Transcribe the entries below exactly; leave every image out.

-- start of LISTING --

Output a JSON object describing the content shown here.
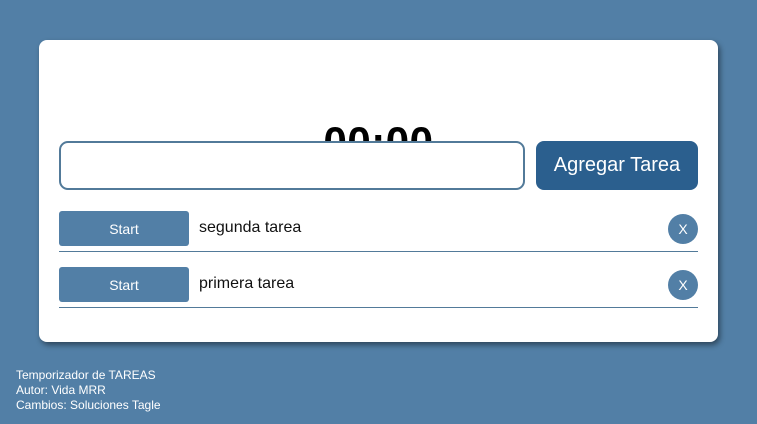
{
  "timer": {
    "display": "00:00"
  },
  "new_task": {
    "input_value": "",
    "input_placeholder": "",
    "add_button_label": "Agregar Tarea"
  },
  "tasks": [
    {
      "start_label": "Start",
      "name": "segunda tarea",
      "delete_label": "X"
    },
    {
      "start_label": "Start",
      "name": "primera tarea",
      "delete_label": "X"
    }
  ],
  "footer": {
    "line1": "Temporizador de TAREAS",
    "line2": "Autor: Vida MRR",
    "line3": "Cambios: Soluciones Tagle"
  },
  "colors": {
    "background": "#527fa6",
    "primary_button": "#2b5f8e",
    "secondary_button": "#527fa6",
    "card": "#ffffff"
  }
}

-- end of LISTING --

■ EXERCISE OUTPUT ■
Output a JSON object describing the content shown here.
{
  "timer": {
    "display": "00:00"
  },
  "new_task": {
    "input_value": "",
    "input_placeholder": "",
    "add_button_label": "Agregar Tarea"
  },
  "tasks": [
    {
      "start_label": "Start",
      "name": "segunda tarea",
      "delete_label": "X"
    },
    {
      "start_label": "Start",
      "name": "primera tarea",
      "delete_label": "X"
    }
  ],
  "footer": {
    "line1": "Temporizador de TAREAS",
    "line2": "Autor: Vida MRR",
    "line3": "Cambios: Soluciones Tagle"
  },
  "colors": {
    "background": "#527fa6",
    "primary_button": "#2b5f8e",
    "secondary_button": "#527fa6",
    "card": "#ffffff"
  }
}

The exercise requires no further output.